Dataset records
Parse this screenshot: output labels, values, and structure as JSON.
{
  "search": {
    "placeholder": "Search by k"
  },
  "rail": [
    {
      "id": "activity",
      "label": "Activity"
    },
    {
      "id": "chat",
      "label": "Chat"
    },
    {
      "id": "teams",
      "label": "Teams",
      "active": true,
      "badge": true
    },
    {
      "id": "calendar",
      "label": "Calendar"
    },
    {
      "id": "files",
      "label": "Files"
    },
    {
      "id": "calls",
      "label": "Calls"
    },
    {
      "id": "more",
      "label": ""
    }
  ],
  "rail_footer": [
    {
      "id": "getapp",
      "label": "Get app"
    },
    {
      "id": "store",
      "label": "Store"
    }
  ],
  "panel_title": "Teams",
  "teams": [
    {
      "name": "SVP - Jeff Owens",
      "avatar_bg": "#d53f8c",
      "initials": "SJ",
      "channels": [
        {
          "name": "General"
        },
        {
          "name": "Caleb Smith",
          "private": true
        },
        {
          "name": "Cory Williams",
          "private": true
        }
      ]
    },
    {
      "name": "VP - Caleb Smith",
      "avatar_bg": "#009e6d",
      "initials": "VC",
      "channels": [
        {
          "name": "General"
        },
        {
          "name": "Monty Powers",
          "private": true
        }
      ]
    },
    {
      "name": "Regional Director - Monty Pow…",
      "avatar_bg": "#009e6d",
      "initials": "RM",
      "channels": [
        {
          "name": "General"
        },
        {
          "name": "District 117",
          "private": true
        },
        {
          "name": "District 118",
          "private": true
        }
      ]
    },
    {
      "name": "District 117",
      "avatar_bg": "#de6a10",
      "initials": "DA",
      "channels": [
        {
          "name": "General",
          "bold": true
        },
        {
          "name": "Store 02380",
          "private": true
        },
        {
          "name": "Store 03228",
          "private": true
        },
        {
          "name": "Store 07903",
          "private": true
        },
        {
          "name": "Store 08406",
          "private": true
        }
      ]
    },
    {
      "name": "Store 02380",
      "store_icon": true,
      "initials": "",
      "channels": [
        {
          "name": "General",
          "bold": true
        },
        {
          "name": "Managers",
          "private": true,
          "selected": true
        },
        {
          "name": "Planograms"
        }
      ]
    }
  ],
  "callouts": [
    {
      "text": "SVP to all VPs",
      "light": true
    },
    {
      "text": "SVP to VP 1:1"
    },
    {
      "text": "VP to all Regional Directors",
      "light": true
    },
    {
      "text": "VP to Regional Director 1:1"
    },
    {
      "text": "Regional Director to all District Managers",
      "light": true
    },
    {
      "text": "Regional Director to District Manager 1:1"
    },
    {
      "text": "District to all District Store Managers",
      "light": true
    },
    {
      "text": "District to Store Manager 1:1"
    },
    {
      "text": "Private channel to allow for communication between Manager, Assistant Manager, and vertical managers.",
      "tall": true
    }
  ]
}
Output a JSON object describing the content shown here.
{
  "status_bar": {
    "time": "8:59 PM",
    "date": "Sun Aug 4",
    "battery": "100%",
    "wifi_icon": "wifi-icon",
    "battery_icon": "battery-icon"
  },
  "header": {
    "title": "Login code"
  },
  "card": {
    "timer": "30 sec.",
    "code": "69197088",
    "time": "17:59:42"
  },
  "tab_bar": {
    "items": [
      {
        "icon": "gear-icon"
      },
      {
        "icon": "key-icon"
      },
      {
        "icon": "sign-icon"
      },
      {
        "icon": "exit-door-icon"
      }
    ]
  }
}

▶ [WHAT IS ASKED] Take the line holding "Output a JSON" and all lines after it through the end of the data, and set them down exactly.

▶ [FINISHED EXERCISE]
Output a JSON object describing the content shown here.
{
  "status_bar": {
    "time": "8:59 PM",
    "date": "Sun Aug 4",
    "battery": "100%",
    "wifi_icon": "wifi-icon",
    "battery_icon": "battery-icon"
  },
  "header": {
    "title": "Login code"
  },
  "card": {
    "timer": "30 sec.",
    "code": "69197088",
    "time": "17:59:42"
  },
  "tab_bar": {
    "items": [
      {
        "icon": "gear-icon"
      },
      {
        "icon": "key-icon"
      },
      {
        "icon": "sign-icon"
      },
      {
        "icon": "exit-door-icon"
      }
    ]
  }
}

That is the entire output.